Exercise goal —
Without the images, output each record below as it stands.

Task material —
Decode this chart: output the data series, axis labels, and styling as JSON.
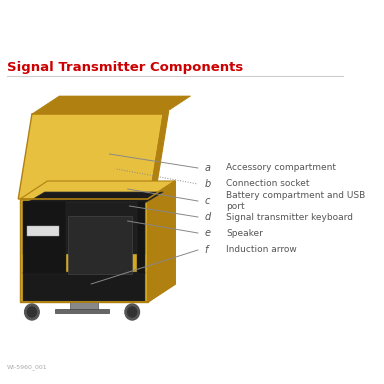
{
  "title": "Signal Transmitter Components",
  "title_color": "#cc0000",
  "title_fontsize": 9.5,
  "background_color": "#ffffff",
  "labels": {
    "a": "Accessory compartment",
    "b": "Connection socket",
    "c": "Battery compartment and USB\nport",
    "d": "Signal transmitter keyboard",
    "e": "Speaker",
    "f": "Induction arrow"
  },
  "label_keys": [
    "a",
    "b",
    "c",
    "d",
    "e",
    "f"
  ],
  "label_color": "#555555",
  "label_fontsize": 6.5,
  "key_fontsize": 7,
  "case_yellow": "#d4a820",
  "case_yellow_dark": "#b08010",
  "case_yellow_light": "#e8c040",
  "case_interior_dark": "#1a1a1a",
  "case_interior_mid": "#252525",
  "line_color": "#888888",
  "watermark_text": "WI-5960_001",
  "watermark_color": "#aaaaaa",
  "watermark_fontsize": 4.5,
  "divider_color": "#cccccc",
  "title_underline_color": "#cccccc"
}
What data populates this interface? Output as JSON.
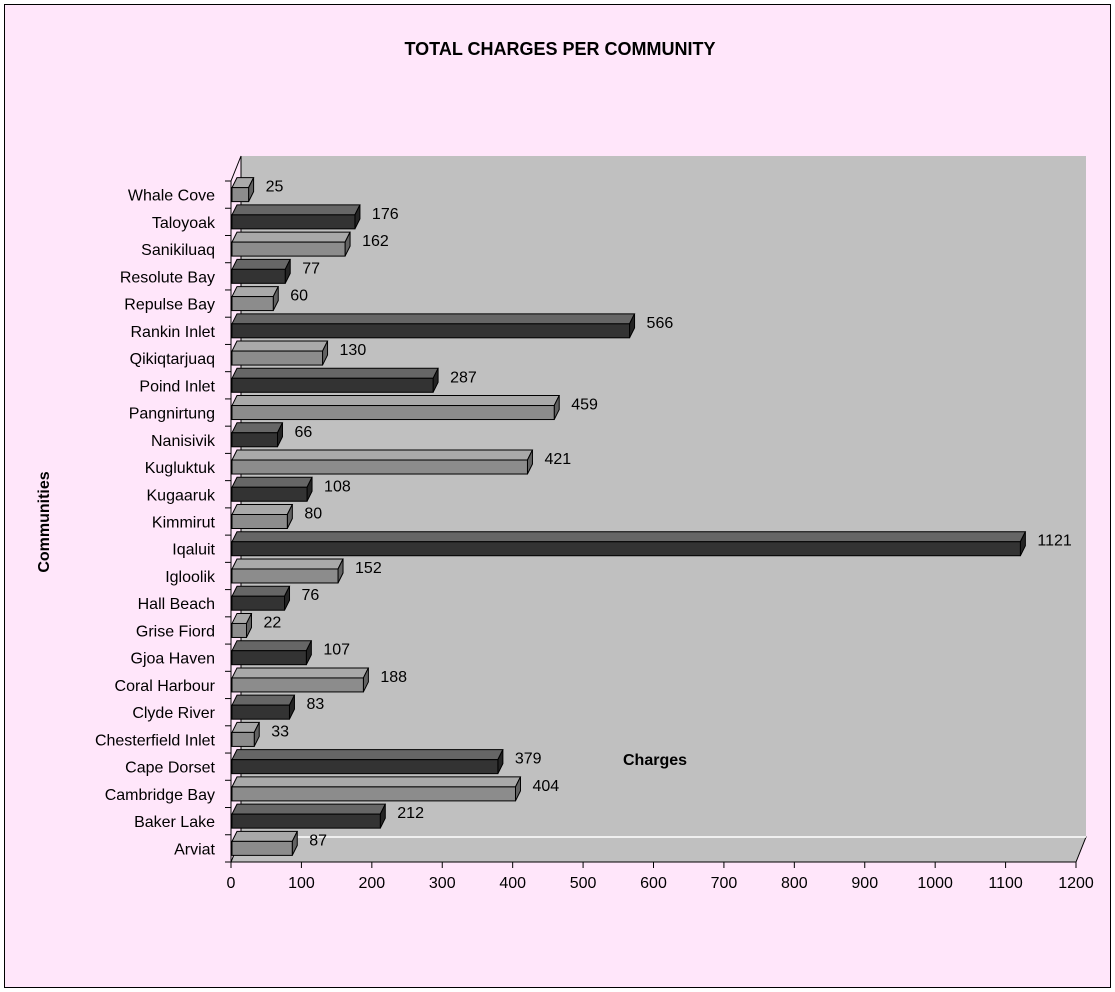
{
  "chart_data": {
    "type": "bar",
    "orientation": "horizontal",
    "style": "3d",
    "title": "TOTAL CHARGES PER COMMUNITY",
    "xlabel": "Charges",
    "ylabel": "Communities",
    "xlim": [
      0,
      1200
    ],
    "xticks": [
      0,
      100,
      200,
      300,
      400,
      500,
      600,
      700,
      800,
      900,
      1000,
      1100,
      1200
    ],
    "grid": false,
    "legend": "none",
    "categories": [
      "Arviat",
      "Baker Lake",
      "Cambridge Bay",
      "Cape Dorset",
      "Chesterfield Inlet",
      "Clyde River",
      "Coral Harbour",
      "Gjoa Haven",
      "Grise Fiord",
      "Hall Beach",
      "Igloolik",
      "Iqaluit",
      "Kimmirut",
      "Kugaaruk",
      "Kugluktuk",
      "Nanisivik",
      "Pangnirtung",
      "Poind Inlet",
      "Qikiqtarjuaq",
      "Rankin Inlet",
      "Repulse Bay",
      "Resolute Bay",
      "Sanikiluaq",
      "Taloyoak",
      "Whale Cove"
    ],
    "values": [
      87,
      212,
      404,
      379,
      33,
      83,
      188,
      107,
      22,
      76,
      152,
      1121,
      80,
      108,
      421,
      66,
      459,
      287,
      130,
      566,
      60,
      77,
      162,
      176,
      25
    ],
    "colors": {
      "light_bar": "#8c8c8c",
      "dark_bar": "#333333",
      "plot_wall": "#c0c0c0",
      "background": "#ffe6fa"
    }
  }
}
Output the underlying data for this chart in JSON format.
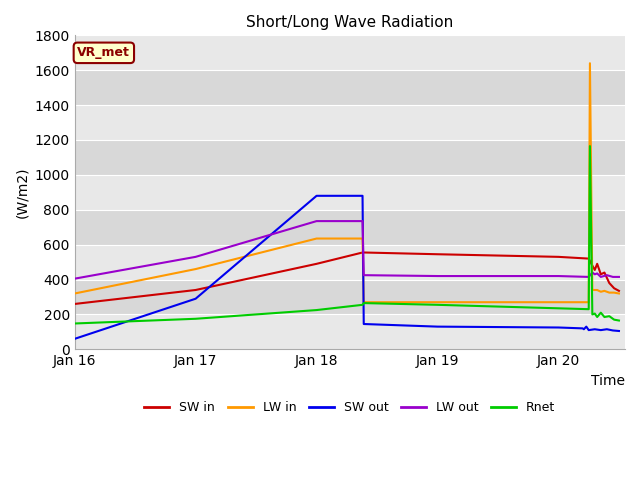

Completed exercise —
Decode this chart: output the data series, axis labels, and styling as JSON.
{
  "title": "Signal Transmitter Components",
  "title_color": "#cc0000",
  "title_fontsize": 9.5,
  "background_color": "#ffffff",
  "labels": {
    "a": "Accessory compartment",
    "b": "Connection socket",
    "c": "Battery compartment and USB\nport",
    "d": "Signal transmitter keyboard",
    "e": "Speaker",
    "f": "Induction arrow"
  },
  "label_keys": [
    "a",
    "b",
    "c",
    "d",
    "e",
    "f"
  ],
  "label_color": "#555555",
  "label_fontsize": 6.5,
  "key_fontsize": 7,
  "case_yellow": "#d4a820",
  "case_yellow_dark": "#b08010",
  "case_yellow_light": "#e8c040",
  "case_interior_dark": "#1a1a1a",
  "case_interior_mid": "#252525",
  "line_color": "#888888",
  "watermark_text": "WI-5960_001",
  "watermark_color": "#aaaaaa",
  "watermark_fontsize": 4.5,
  "divider_color": "#cccccc",
  "title_underline_color": "#cccccc"
}
What data populates this interface? Output as JSON.
{
  "chart_data": {
    "type": "bar",
    "orientation": "horizontal",
    "style": "3d",
    "title": "TOTAL CHARGES PER COMMUNITY",
    "xlabel": "Charges",
    "ylabel": "Communities",
    "xlim": [
      0,
      1200
    ],
    "xticks": [
      0,
      100,
      200,
      300,
      400,
      500,
      600,
      700,
      800,
      900,
      1000,
      1100,
      1200
    ],
    "grid": false,
    "legend": "none",
    "categories": [
      "Arviat",
      "Baker Lake",
      "Cambridge Bay",
      "Cape Dorset",
      "Chesterfield Inlet",
      "Clyde River",
      "Coral Harbour",
      "Gjoa Haven",
      "Grise Fiord",
      "Hall Beach",
      "Igloolik",
      "Iqaluit",
      "Kimmirut",
      "Kugaaruk",
      "Kugluktuk",
      "Nanisivik",
      "Pangnirtung",
      "Poind Inlet",
      "Qikiqtarjuaq",
      "Rankin Inlet",
      "Repulse Bay",
      "Resolute Bay",
      "Sanikiluaq",
      "Taloyoak",
      "Whale Cove"
    ],
    "values": [
      87,
      212,
      404,
      379,
      33,
      83,
      188,
      107,
      22,
      76,
      152,
      1121,
      80,
      108,
      421,
      66,
      459,
      287,
      130,
      566,
      60,
      77,
      162,
      176,
      25
    ],
    "colors": {
      "light_bar": "#8c8c8c",
      "dark_bar": "#333333",
      "plot_wall": "#c0c0c0",
      "background": "#ffe6fa"
    }
  }
}
Output the underlying data for this chart in JSON format.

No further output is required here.